### TASK OBJECTIVE
An exact copy of every record is needed.

### THE INPUT
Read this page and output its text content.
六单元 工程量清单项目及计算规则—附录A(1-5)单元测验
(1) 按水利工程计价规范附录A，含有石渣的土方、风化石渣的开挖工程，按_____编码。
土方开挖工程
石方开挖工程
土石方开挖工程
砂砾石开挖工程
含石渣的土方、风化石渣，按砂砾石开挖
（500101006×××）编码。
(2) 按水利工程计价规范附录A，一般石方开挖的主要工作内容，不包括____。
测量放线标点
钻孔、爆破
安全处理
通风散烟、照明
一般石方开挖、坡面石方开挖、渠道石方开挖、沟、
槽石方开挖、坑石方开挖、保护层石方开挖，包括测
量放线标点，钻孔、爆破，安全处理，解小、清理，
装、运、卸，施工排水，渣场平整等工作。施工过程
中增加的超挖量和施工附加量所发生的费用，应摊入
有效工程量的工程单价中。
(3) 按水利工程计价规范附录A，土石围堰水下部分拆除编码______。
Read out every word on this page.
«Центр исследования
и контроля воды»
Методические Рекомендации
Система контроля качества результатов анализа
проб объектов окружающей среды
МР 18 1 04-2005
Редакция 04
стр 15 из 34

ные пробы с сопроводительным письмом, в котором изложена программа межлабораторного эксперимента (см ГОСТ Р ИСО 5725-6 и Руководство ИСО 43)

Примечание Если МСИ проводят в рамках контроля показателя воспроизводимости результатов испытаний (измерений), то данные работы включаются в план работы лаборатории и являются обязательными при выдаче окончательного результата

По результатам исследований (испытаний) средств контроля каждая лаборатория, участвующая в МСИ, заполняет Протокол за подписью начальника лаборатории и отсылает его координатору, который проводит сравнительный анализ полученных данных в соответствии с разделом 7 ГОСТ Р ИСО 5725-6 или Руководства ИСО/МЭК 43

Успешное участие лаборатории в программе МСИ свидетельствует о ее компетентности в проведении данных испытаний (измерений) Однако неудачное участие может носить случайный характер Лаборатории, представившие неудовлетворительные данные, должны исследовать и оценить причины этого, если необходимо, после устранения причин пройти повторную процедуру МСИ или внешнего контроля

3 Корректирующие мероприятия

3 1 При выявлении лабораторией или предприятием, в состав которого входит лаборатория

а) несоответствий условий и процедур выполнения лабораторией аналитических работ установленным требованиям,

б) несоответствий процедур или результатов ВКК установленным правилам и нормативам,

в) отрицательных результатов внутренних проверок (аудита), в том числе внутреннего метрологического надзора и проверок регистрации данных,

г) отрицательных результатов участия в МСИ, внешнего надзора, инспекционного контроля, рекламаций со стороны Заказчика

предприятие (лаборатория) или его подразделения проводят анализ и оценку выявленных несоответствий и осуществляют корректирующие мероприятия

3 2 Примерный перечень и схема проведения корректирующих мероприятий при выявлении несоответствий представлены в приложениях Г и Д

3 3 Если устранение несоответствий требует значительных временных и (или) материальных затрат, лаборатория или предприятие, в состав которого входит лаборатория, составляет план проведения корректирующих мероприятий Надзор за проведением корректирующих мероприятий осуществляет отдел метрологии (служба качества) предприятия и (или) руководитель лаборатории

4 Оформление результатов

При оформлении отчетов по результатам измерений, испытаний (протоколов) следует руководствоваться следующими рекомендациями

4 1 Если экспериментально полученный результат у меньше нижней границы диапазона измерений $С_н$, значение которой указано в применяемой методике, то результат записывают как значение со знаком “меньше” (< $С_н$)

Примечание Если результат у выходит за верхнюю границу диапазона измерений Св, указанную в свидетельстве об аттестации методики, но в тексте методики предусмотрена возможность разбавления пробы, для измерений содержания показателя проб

### WRITTEN ANSWER
Read this page and output its text content.
六单元 工程量清单项目及计算规则—附录A(1-5)单元测验
(1) 按水利工程计价规范附录A，含有石渣的土方、风化石渣的开挖工程，按_____编码。
土方开挖工程
石方开挖工程
土石方开挖工程
砂砾石开挖工程
含石渣的土方、风化石渣，按砂砾石开挖
（500101006×××）编码。
(2) 按水利工程计价规范附录A，一般石方开挖的主要工作内容，不包括____。
测量放线标点
钻孔、爆破
安全处理
通风散烟、照明
一般石方开挖、坡面石方开挖、渠道石方开挖、沟、
槽石方开挖、坑石方开挖、保护层石方开挖，包括测
量放线标点，钻孔、爆破，安全处理，解小、清理，
装、运、卸，施工排水，渣场平整等工作。施工过程
中增加的超挖量和施工附加量所发生的费用，应摊入
有效工程量的工程单价中。
(3) 按水利工程计价规范附录A，土石围堰水下部分拆除编码______。
Read out every word on this page.
«Центр исследования
и контроля воды»
Методические Рекомендации
Система контроля качества результатов анализа
проб объектов окружающей среды
МР 18 1 04-2005
Редакция 04
стр 15 из 34

ные пробы с сопроводительным письмом, в котором изложена программа межлабораторного эксперимента (см ГОСТ Р ИСО 5725-6 и Руководство ИСО 43)

Примечание Если МСИ проводят в рамках контроля показателя воспроизводимости результатов испытаний (измерений), то данные работы включаются в план работы лаборатории и являются обязательными при выдаче окончательного результата

По результатам исследований (испытаний) средств контроля каждая лаборатория, участвующая в МСИ, заполняет Протокол за подписью начальника лаборатории и отсылает его координатору, который проводит сравнительный анализ полученных данных в соответствии с разделом 7 ГОСТ Р ИСО 5725-6 или Руководства ИСО/МЭК 43

Успешное участие лаборатории в программе МСИ свидетельствует о ее компетентности в проведении данных испытаний (измерений) Однако неудачное участие может носить случайный характер Лаборатории, представившие неудовлетворительные данные, должны исследовать и оценить причины этого, если необходимо, после устранения причин пройти повторную процедуру МСИ или внешнего контроля

3 Корректирующие мероприятия

3 1 При выявлении лабораторией или предприятием, в состав которого входит лаборатория

а) несоответствий условий и процедур выполнения лабораторией аналитических работ установленным требованиям,

б) несоответствий процедур или результатов ВКК установленным правилам и нормативам,

в) отрицательных результатов внутренних проверок (аудита), в том числе внутреннего метрологического надзора и проверок регистрации данных,

г) отрицательных результатов участия в МСИ, внешнего надзора, инспекционного контроля, рекламаций со стороны Заказчика

предприятие (лаборатория) или его подразделения проводят анализ и оценку выявленных несоответствий и осуществляют корректирующие мероприятия

3 2 Примерный перечень и схема проведения корректирующих мероприятий при выявлении несоответствий представлены в приложениях Г и Д

3 3 Если устранение несоответствий требует значительных временных и (или) материальных затрат, лаборатория или предприятие, в состав которого входит лаборатория, составляет план проведения корректирующих мероприятий Надзор за проведением корректирующих мероприятий осуществляет отдел метрологии (служба качества) предприятия и (или) руководитель лаборатории

4 Оформление результатов

При оформлении отчетов по результатам измерений, испытаний (протоколов) следует руководствоваться следующими рекомендациями

4 1 Если экспериментально полученный результат у меньше нижней границы диапазона измерений $С_н$, значение которой указано в применяемой методике, то результат записывают как значение со знаком “меньше” (< $С_н$)

Примечание Если результат у выходит за верхнюю границу диапазона измерений Св, указанную в свидетельстве об аттестации методики, но в тексте методики предусмотрена возможность разбавления пробы, для измерений содержания показателя проб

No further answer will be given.